▶ _Written exercise_: Lift out all lines below that contain "القمة".

▶ _Material provided_:
>>>

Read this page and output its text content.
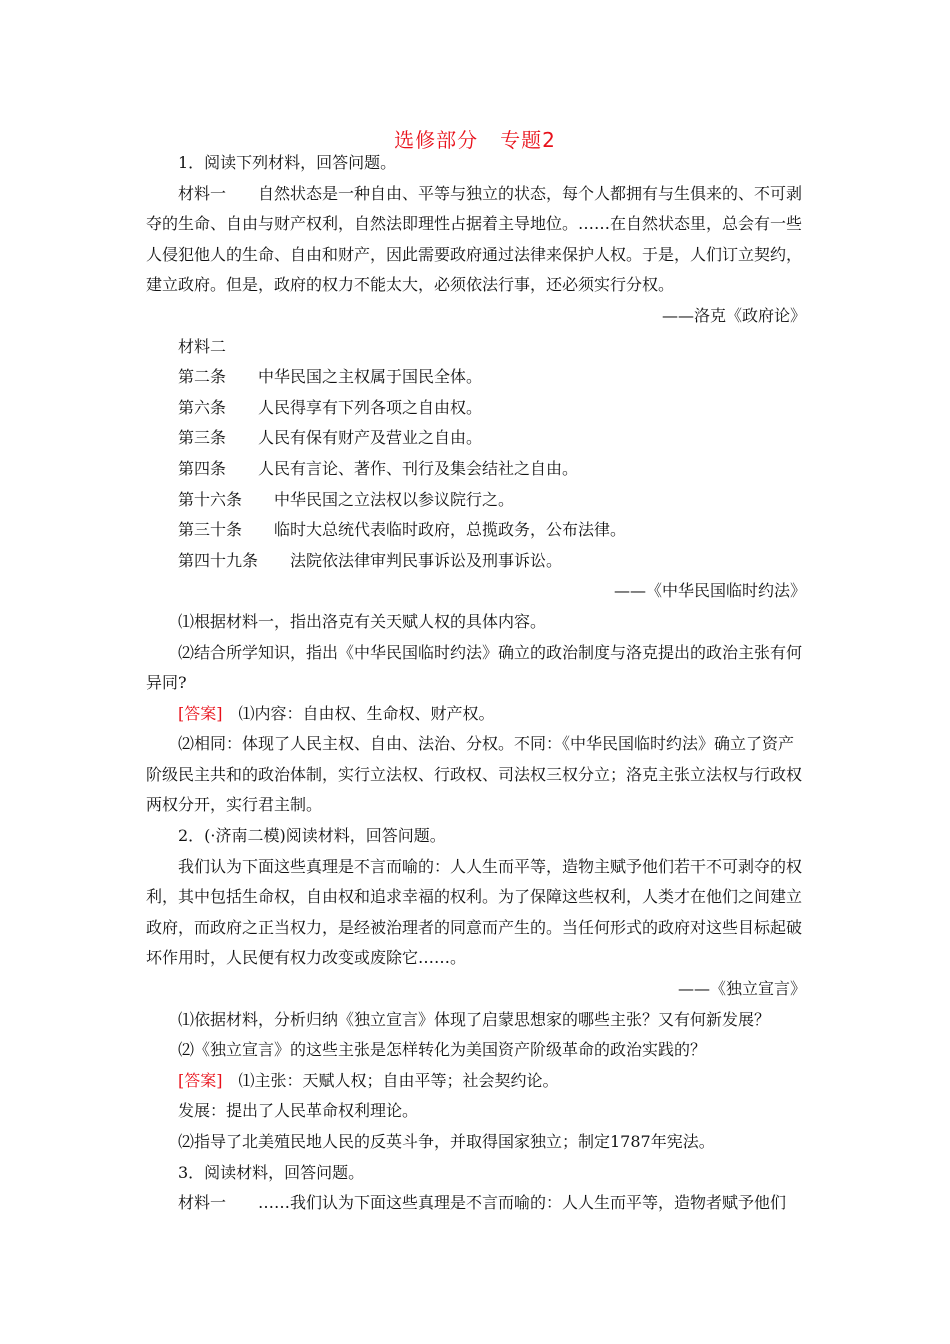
选修部分 专题2

1．阅读下列材料，回答问题。

材料一 自然状态是一种自由、平等与独立的状态，每个人都拥有与生俱来的、不可剥夺的生命、自由与财产权利，自然法即理性占据着主导地位。……在自然状态里，总会有一些人侵犯他人的生命、自由和财产，因此需要政府通过法律来保护人权。于是，人们订立契约，建立政府。但是，政府的权力不能太大，必须依法行事，还必须实行分权。

——洛克《政府论》

材料二

第二条 中华民国之主权属于国民全体。

第六条 人民得享有下列各项之自由权。

第三条 人民有保有财产及营业之自由。

第四条 人民有言论、著作、刊行及集会结社之自由。

第十六条 中华民国之立法权以参议院行之。

第三十条 临时大总统代表临时政府，总揽政务，公布法律。

第四十九条 法院依法律审判民事诉讼及刑事诉讼。

——《中华民国临时约法》

⑴根据材料一，指出洛克有关天赋人权的具体内容。

⑵结合所学知识，指出《中华民国临时约法》确立的政治制度与洛克提出的政治主张有何异同?

[答案] ⑴内容：自由权、生命权、财产权。

⑵相同：体现了人民主权、自由、法治、分权。不同：《中华民国临时约法》确立了资产阶级民主共和的政治体制，实行立法权、行政权、司法权三权分立；洛克主张立法权与行政权两权分开，实行君主制。

2．(·济南二模)阅读材料，回答问题。

我们认为下面这些真理是不言而喻的：人人生而平等，造物主赋予他们若干不可剥夺的权利，其中包括生命权，自由权和追求幸福的权利。为了保障这些权利，人类才在他们之间建立政府，而政府之正当权力，是经被治理者的同意而产生的。当任何形式的政府对这些目标起破坏作用时，人民便有权力改变或废除它……。

——《独立宣言》

⑴依据材料，分析归纳《独立宣言》体现了启蒙思想家的哪些主张？又有何新发展？

⑵《独立宣言》的这些主张是怎样转化为美国资产阶级革命的政治实践的？

[答案] ⑴主张：天赋人权；自由平等；社会契约论。

发展：提出了人民革命权利理论。

⑵指导了北美殖民地人民的反英斗争，并取得国家独立；制定1787年宪法。

3．阅读材料，回答问题。

材料一 ……我们认为下面这些真理是不言而喻的：人人生而平等，造物者赋予他们
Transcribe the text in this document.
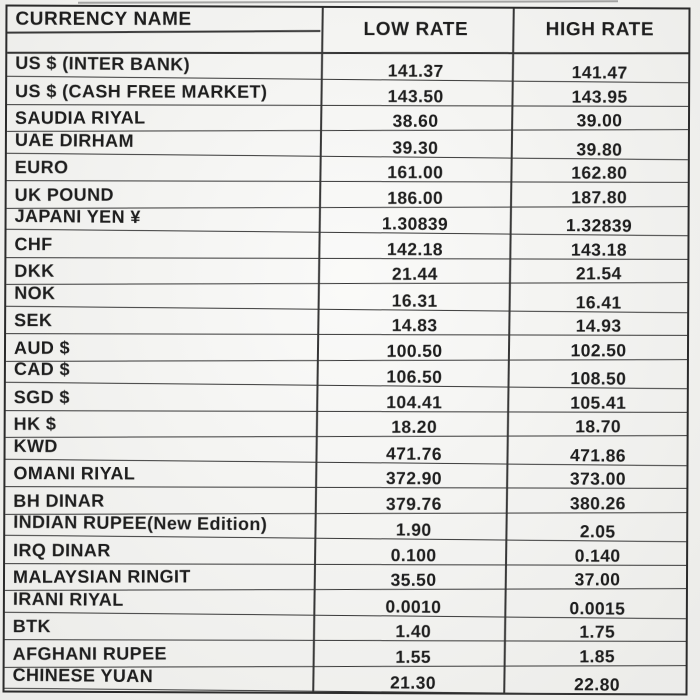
CURRENCY NAME	LOW RATE	HIGH RATE
US $ (INTER BANK)	141.37	141.47
US $ (CASH FREE MARKET)	143.50	143.95
SAUDIA RIYAL	38.60	39.00
UAE DIRHAM	39.30	39.80
EURO	161.00	162.80
UK POUND	186.00	187.80
JAPANI YEN ¥	1.30839	1.32839
CHF	142.18	143.18
DKK	21.44	21.54
NOK	16.31	16.41
SEK	14.83	14.93
AUD $	100.50	102.50
CAD $	106.50	108.50
SGD $	104.41	105.41
HK $	18.20	18.70
KWD	471.76	471.86
OMANI RIYAL	372.90	373.00
BH DINAR	379.76	380.26
INDIAN RUPEE(New Edition)	1.90	2.05
IRQ DINAR	0.100	0.140
MALAYSIAN RINGIT	35.50	37.00
IRANI RIYAL	0.0010	0.0015
BTK	1.40	1.75
AFGHANI RUPEE	1.55	1.85
CHINESE YUAN	21.30	22.80
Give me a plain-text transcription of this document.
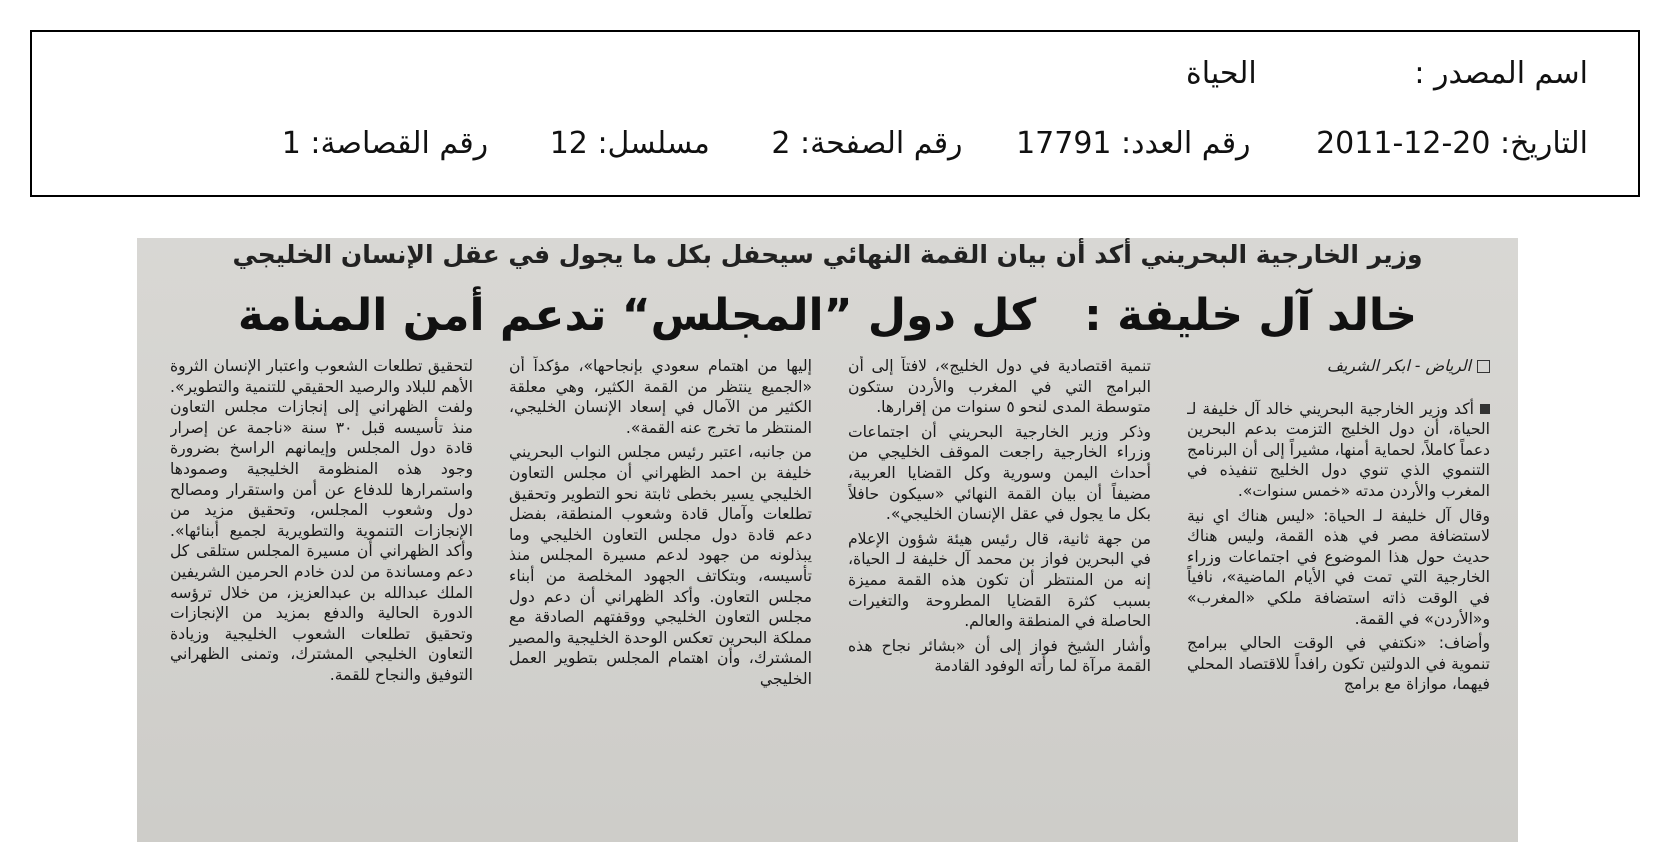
اسم المصدر : الحياة
التاريخ: 20-12-2011 رقم العدد: 17791 رقم الصفحة: 2 مسلسل: 12 رقم القصاصة: 1
وزير الخارجية البحريني أكد أن بيان القمة النهائي سيحفل بكل ما يجول في عقل الإنسان الخليجي
خالد آل خليفة :كل دول ”المجلس“ تدعم أمن المنامة

الرياض - ابكر الشريف

أكد وزير الخارجية البحريني خالد آل خليفة لـ الحياة، أن دول الخليج التزمت بدعم البحرين دعماً كاملاً، لحماية أمنها، مشيراً إلى أن البرنامج التنموي الذي تنوي دول الخليج تنفيذه في المغرب والأردن مدته «خمس سنوات».

وقال آل خليفة لـ الحياة: «ليس هناك اي نية لاستضافة مصر في هذه القمة، وليس هناك حديث حول هذا الموضوع في اجتماعات وزراء الخارجية التي تمت في الأيام الماضية»، نافياً في الوقت ذاته استضافة ملكي «المغرب» و«الأردن» في القمة.

وأضاف: «نكتفي في الوقت الحالي ببرامج تنموية في الدولتين تكون رافداً للاقتصاد المحلي فيهما، موازاة مع برامج

تنمية اقتصادية في دول الخليج»، لافتاً إلى أن البرامج التي في المغرب والأردن ستكون متوسطة المدى لنحو ٥ سنوات من إقرارها.

وذكر وزير الخارجية البحريني أن اجتماعات وزراء الخارجية راجعت الموقف الخليجي من أحداث اليمن وسورية وكل القضايا العربية، مضيفاً أن بيان القمة النهائي «سيكون حافلاً بكل ما يجول في عقل الإنسان الخليجي».

من جهة ثانية، قال رئيس هيئة شؤون الإعلام في البحرين فواز بن محمد آل خليفة لـ الحياة، إنه من المنتظر أن تكون هذه القمة مميزة بسبب كثرة القضايا المطروحة والتغيرات الحاصلة في المنطقة والعالم.

وأشار الشيخ فواز إلى أن «بشائر نجاح هذه القمة مرآة لما رأته الوفود القادمة

إليها من اهتمام سعودي بإنجاحها»، مؤكداً أن «الجميع ينتظر من القمة الكثير، وهي معلقة الكثير من الآمال في إسعاد الإنسان الخليجي، المنتظر ما تخرج عنه القمة».

من جانبه، اعتبر رئيس مجلس النواب البحريني خليفة بن احمد الظهراني أن مجلس التعاون الخليجي يسير بخطى ثابتة نحو التطوير وتحقيق تطلعات وآمال قادة وشعوب المنطقة، بفضل دعم قادة دول مجلس التعاون الخليجي وما يبذلونه من جهود لدعم مسيرة المجلس منذ تأسيسه، وبتكاتف الجهود المخلصة من أبناء مجلس التعاون. وأكد الظهراني أن دعم دول مجلس التعاون الخليجي ووقفتهم الصادقة مع مملكة البحرين تعكس الوحدة الخليجية والمصير المشترك، وأن اهتمام المجلس بتطوير العمل الخليجي

لتحقيق تطلعات الشعوب واعتبار الإنسان الثروة الأهم للبلاد والرصيد الحقيقي للتنمية والتطوير». ولفت الظهراني إلى إنجازات مجلس التعاون منذ تأسيسه قبل ٣٠ سنة «ناجمة عن إصرار قادة دول المجلس وإيمانهم الراسخ بضرورة وجود هذه المنظومة الخليجية وصمودها واستمرارها للدفاع عن أمن واستقرار ومصالح دول وشعوب المجلس، وتحقيق مزيد من الإنجازات التنموية والتطويرية لجميع أبنائها». وأكد الظهراني أن مسيرة المجلس ستلقى كل دعم ومساندة من لدن خادم الحرمين الشريفين الملك عبدالله بن عبدالعزيز، من خلال ترؤسه الدورة الحالية والدفع بمزيد من الإنجازات وتحقيق تطلعات الشعوب الخليجية وزيادة التعاون الخليجي المشترك، وتمنى الظهراني التوفيق والنجاح للقمة.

<<<

▶ _Finished answer_:
وزير الخارجية البحريني أكد أن بيان القمة النهائي سيحفل بكل ما يجول في عقل الإنسان الخليجي
وقال آل خليفة لـ الحياة: «ليس هناك اي نية لاستضافة مصر في هذه القمة، وليس هناك حديث حول هذا الموضوع في اجتماعات وزراء الخارجية التي تمت في الأيام الماضية»، نافياً في الوقت ذاته استضافة ملكي «المغرب» و«الأردن» في القمة.
وذكر وزير الخارجية البحريني أن اجتماعات وزراء الخارجية راجعت الموقف الخليجي من أحداث اليمن وسورية وكل القضايا العربية، مضيفاً أن بيان القمة النهائي «سيكون حافلاً بكل ما يجول في عقل الإنسان الخليجي».
من جهة ثانية، قال رئيس هيئة شؤون الإعلام في البحرين فواز بن محمد آل خليفة لـ الحياة، إنه من المنتظر أن تكون هذه القمة مميزة بسبب كثرة القضايا المطروحة والتغيرات الحاصلة في المنطقة والعالم.
وأشار الشيخ فواز إلى أن «بشائر نجاح هذه القمة مرآة لما رأته الوفود القادمة
إليها من اهتمام سعودي بإنجاحها»، مؤكداً أن «الجميع ينتظر من القمة الكثير، وهي معلقة الكثير من الآمال في إسعاد الإنسان الخليجي، المنتظر ما تخرج عنه القمة».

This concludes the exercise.